# [Instructions for the task]
Output the lines that follow exactly as they are.

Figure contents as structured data
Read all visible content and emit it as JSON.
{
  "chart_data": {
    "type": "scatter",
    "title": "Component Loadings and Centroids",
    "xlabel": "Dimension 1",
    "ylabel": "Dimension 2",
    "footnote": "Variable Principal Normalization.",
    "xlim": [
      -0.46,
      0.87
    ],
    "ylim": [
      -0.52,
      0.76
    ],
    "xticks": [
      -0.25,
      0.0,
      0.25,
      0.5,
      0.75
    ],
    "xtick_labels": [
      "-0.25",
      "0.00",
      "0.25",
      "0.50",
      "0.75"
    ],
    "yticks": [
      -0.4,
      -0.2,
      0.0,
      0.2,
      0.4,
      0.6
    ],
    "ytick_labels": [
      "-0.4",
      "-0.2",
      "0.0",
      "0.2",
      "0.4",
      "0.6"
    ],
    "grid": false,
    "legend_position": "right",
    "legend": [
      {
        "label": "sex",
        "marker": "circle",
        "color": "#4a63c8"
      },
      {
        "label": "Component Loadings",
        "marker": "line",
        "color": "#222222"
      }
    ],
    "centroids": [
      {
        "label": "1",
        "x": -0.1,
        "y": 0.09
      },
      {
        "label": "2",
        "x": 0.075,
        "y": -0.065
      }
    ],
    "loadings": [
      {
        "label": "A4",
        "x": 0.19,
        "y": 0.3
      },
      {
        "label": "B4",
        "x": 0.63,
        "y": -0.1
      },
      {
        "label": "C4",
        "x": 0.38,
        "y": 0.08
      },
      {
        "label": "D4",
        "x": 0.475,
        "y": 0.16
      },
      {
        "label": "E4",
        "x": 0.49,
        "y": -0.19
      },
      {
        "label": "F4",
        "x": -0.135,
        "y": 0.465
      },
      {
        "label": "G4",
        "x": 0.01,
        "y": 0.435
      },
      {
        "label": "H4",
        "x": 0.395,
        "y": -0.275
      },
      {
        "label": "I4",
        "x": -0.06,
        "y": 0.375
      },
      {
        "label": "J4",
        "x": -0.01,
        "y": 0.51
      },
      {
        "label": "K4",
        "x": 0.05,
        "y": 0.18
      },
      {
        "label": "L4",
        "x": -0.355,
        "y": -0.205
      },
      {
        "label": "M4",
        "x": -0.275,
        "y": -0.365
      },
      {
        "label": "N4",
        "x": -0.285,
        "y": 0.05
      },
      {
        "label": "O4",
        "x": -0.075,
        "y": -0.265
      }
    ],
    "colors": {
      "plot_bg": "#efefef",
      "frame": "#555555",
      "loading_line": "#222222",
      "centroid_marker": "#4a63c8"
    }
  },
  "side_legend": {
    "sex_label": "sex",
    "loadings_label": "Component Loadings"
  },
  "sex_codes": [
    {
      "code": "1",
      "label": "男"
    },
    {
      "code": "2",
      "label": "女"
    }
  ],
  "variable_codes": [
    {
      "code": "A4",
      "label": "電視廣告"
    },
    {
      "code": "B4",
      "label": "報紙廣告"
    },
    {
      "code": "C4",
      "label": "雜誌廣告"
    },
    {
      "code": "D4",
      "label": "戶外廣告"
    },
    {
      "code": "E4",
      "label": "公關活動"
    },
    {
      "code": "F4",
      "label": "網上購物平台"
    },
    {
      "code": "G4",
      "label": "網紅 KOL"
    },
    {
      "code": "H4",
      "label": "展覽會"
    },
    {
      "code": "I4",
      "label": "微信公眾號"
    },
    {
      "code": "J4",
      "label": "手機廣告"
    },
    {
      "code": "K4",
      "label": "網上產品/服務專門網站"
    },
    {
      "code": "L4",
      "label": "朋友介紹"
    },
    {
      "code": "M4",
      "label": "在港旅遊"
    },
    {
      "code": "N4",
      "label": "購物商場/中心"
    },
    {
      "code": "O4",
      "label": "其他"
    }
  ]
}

# [Finished answer]
Read all visible content and emit it as JSON.
{
  "chart_data": {
    "type": "scatter",
    "title": "Component Loadings and Centroids",
    "xlabel": "Dimension 1",
    "ylabel": "Dimension 2",
    "footnote": "Variable Principal Normalization.",
    "xlim": [
      -0.46,
      0.87
    ],
    "ylim": [
      -0.52,
      0.76
    ],
    "xticks": [
      -0.25,
      0.0,
      0.25,
      0.5,
      0.75
    ],
    "xtick_labels": [
      "-0.25",
      "0.00",
      "0.25",
      "0.50",
      "0.75"
    ],
    "yticks": [
      -0.4,
      -0.2,
      0.0,
      0.2,
      0.4,
      0.6
    ],
    "ytick_labels": [
      "-0.4",
      "-0.2",
      "0.0",
      "0.2",
      "0.4",
      "0.6"
    ],
    "grid": false,
    "legend_position": "right",
    "legend": [
      {
        "label": "sex",
        "marker": "circle",
        "color": "#4a63c8"
      },
      {
        "label": "Component Loadings",
        "marker": "line",
        "color": "#222222"
      }
    ],
    "centroids": [
      {
        "label": "1",
        "x": -0.1,
        "y": 0.09
      },
      {
        "label": "2",
        "x": 0.075,
        "y": -0.065
      }
    ],
    "loadings": [
      {
        "label": "A4",
        "x": 0.19,
        "y": 0.3
      },
      {
        "label": "B4",
        "x": 0.63,
        "y": -0.1
      },
      {
        "label": "C4",
        "x": 0.38,
        "y": 0.08
      },
      {
        "label": "D4",
        "x": 0.475,
        "y": 0.16
      },
      {
        "label": "E4",
        "x": 0.49,
        "y": -0.19
      },
      {
        "label": "F4",
        "x": -0.135,
        "y": 0.465
      },
      {
        "label": "G4",
        "x": 0.01,
        "y": 0.435
      },
      {
        "label": "H4",
        "x": 0.395,
        "y": -0.275
      },
      {
        "label": "I4",
        "x": -0.06,
        "y": 0.375
      },
      {
        "label": "J4",
        "x": -0.01,
        "y": 0.51
      },
      {
        "label": "K4",
        "x": 0.05,
        "y": 0.18
      },
      {
        "label": "L4",
        "x": -0.355,
        "y": -0.205
      },
      {
        "label": "M4",
        "x": -0.275,
        "y": -0.365
      },
      {
        "label": "N4",
        "x": -0.285,
        "y": 0.05
      },
      {
        "label": "O4",
        "x": -0.075,
        "y": -0.265
      }
    ],
    "colors": {
      "plot_bg": "#efefef",
      "frame": "#555555",
      "loading_line": "#222222",
      "centroid_marker": "#4a63c8"
    }
  },
  "side_legend": {
    "sex_label": "sex",
    "loadings_label": "Component Loadings"
  },
  "sex_codes": [
    {
      "code": "1",
      "label": "男"
    },
    {
      "code": "2",
      "label": "女"
    }
  ],
  "variable_codes": [
    {
      "code": "A4",
      "label": "電視廣告"
    },
    {
      "code": "B4",
      "label": "報紙廣告"
    },
    {
      "code": "C4",
      "label": "雜誌廣告"
    },
    {
      "code": "D4",
      "label": "戶外廣告"
    },
    {
      "code": "E4",
      "label": "公關活動"
    },
    {
      "code": "F4",
      "label": "網上購物平台"
    },
    {
      "code": "G4",
      "label": "網紅 KOL"
    },
    {
      "code": "H4",
      "label": "展覽會"
    },
    {
      "code": "I4",
      "label": "微信公眾號"
    },
    {
      "code": "J4",
      "label": "手機廣告"
    },
    {
      "code": "K4",
      "label": "網上產品/服務專門網站"
    },
    {
      "code": "L4",
      "label": "朋友介紹"
    },
    {
      "code": "M4",
      "label": "在港旅遊"
    },
    {
      "code": "N4",
      "label": "購物商場/中心"
    },
    {
      "code": "O4",
      "label": "其他"
    }
  ]
}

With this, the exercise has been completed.